- **Problem statement**
Write out the material exactly, with the pictures left out.
····················
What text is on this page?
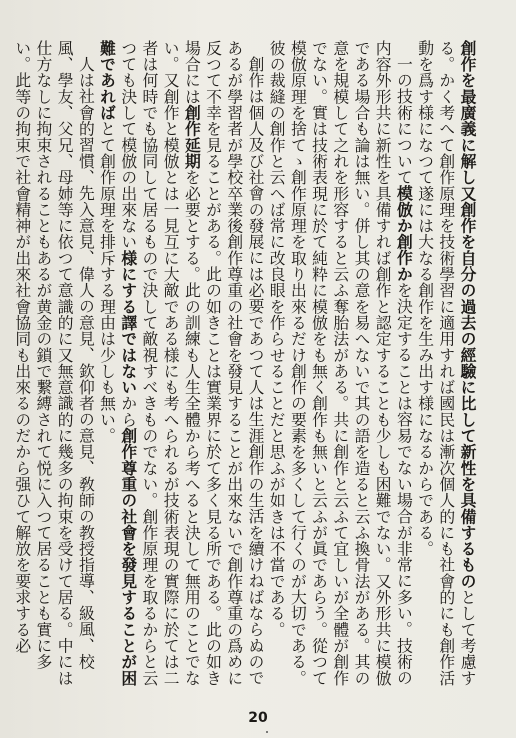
創作を最廣義に解し又創作を自分の過去の經驗に比して新性を具備するものとして考慮する。かく考へて創作原理を技術學習に適用すれば國民は漸次個人的にも社會的にも創作活動を爲す様になつて遂には大なる創作を生み出す様になるからである。

一の技術について模倣か創作かを決定することは容易でない場合が非常に多い。技術の内容外形共に新性を具備すれば創作と認定することも少しも困難でない。又外形共に模倣である場合も論は無い。併し其の意を易へないで其の語を造ると云ふ換骨法がある。其の意を規模して之れを形容すると云ふ奪胎法がある。共に創作と云ふて宜しいが全體が創作でない。實は技術表現に於て純粋に模倣をも無く創作も無いと云ふが眞であらう。從つて模倣原理を捨てゝ創作原理を取り出來るだけ創作の要素を多くして行くのが大切である。彼の裁縫の創作と云へば常に改良眼を作らせることだと思ふが如きは不當である。

創作は個人及び社會の發展には必要であつて人は生涯創作の生活を續けねばならぬのであるが學習者が學校卒業後創作尊重の社會を發見することが出來ないで創作尊重の爲めに反つて不幸を見ることがある。此の如きことは實業界に於て多く見る所である。此の如き場合には創作延期を必要とする。此の訓練も人生全體から考へると決して無用のことでない。又創作と模倣とは一見互に大敵である様にも考へられるが技術表現の實際に於ては二者は何時でも協同して居るもので決して敵視すべきものでない。創作原理を取るからと云つても決して模倣の出來ない様にする譯ではないから創作尊重の社會を發見することが困難であればとて創作原理を排斥する理由は少しも無い。

人は社會的習慣、先入意見、偉人の意見、欽仰者の意見、敎師の教授指導、級風、校風、學友、父兄、母姉等に依つて意識的に又無意識的に幾多の拘束を受けて居る。中には仕方なしに拘束されることもあるが黄金の鎖で繋縛されて悦に入つて居ることも實に多い。此等の拘束で社會精神が出來社會協同も出來るのだから强ひて解放を要求する必

20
····················
- **Output for this exercise**
What text is on this page?
創作を最廣義に解し又創作を自分の過去の經驗に比して新性を具備するものとして考慮する。かく考へて創作原理を技術學習に適用すれば國民は漸次個人的にも社會的にも創作活動を爲す様になつて遂には大なる創作を生み出す様になるからである。

一の技術について模倣か創作かを決定することは容易でない場合が非常に多い。技術の内容外形共に新性を具備すれば創作と認定することも少しも困難でない。又外形共に模倣である場合も論は無い。併し其の意を易へないで其の語を造ると云ふ換骨法がある。其の意を規模して之れを形容すると云ふ奪胎法がある。共に創作と云ふて宜しいが全體が創作でない。實は技術表現に於て純粋に模倣をも無く創作も無いと云ふが眞であらう。從つて模倣原理を捨てゝ創作原理を取り出來るだけ創作の要素を多くして行くのが大切である。彼の裁縫の創作と云へば常に改良眼を作らせることだと思ふが如きは不當である。

創作は個人及び社會の發展には必要であつて人は生涯創作の生活を續けねばならぬのであるが學習者が學校卒業後創作尊重の社會を發見することが出來ないで創作尊重の爲めに反つて不幸を見ることがある。此の如きことは實業界に於て多く見る所である。此の如き場合には創作延期を必要とする。此の訓練も人生全體から考へると決して無用のことでない。又創作と模倣とは一見互に大敵である様にも考へられるが技術表現の實際に於ては二者は何時でも協同して居るもので決して敵視すべきものでない。創作原理を取るからと云つても決して模倣の出來ない様にする譯ではないから創作尊重の社會を發見することが困難であればとて創作原理を排斥する理由は少しも無い。

人は社會的習慣、先入意見、偉人の意見、欽仰者の意見、敎師の教授指導、級風、校風、學友、父兄、母姉等に依つて意識的に又無意識的に幾多の拘束を受けて居る。中には仕方なしに拘束されることもあるが黄金の鎖で繋縛されて悦に入つて居ることも實に多い。此等の拘束で社會精神が出來社會協同も出來るのだから强ひて解放を要求する必

20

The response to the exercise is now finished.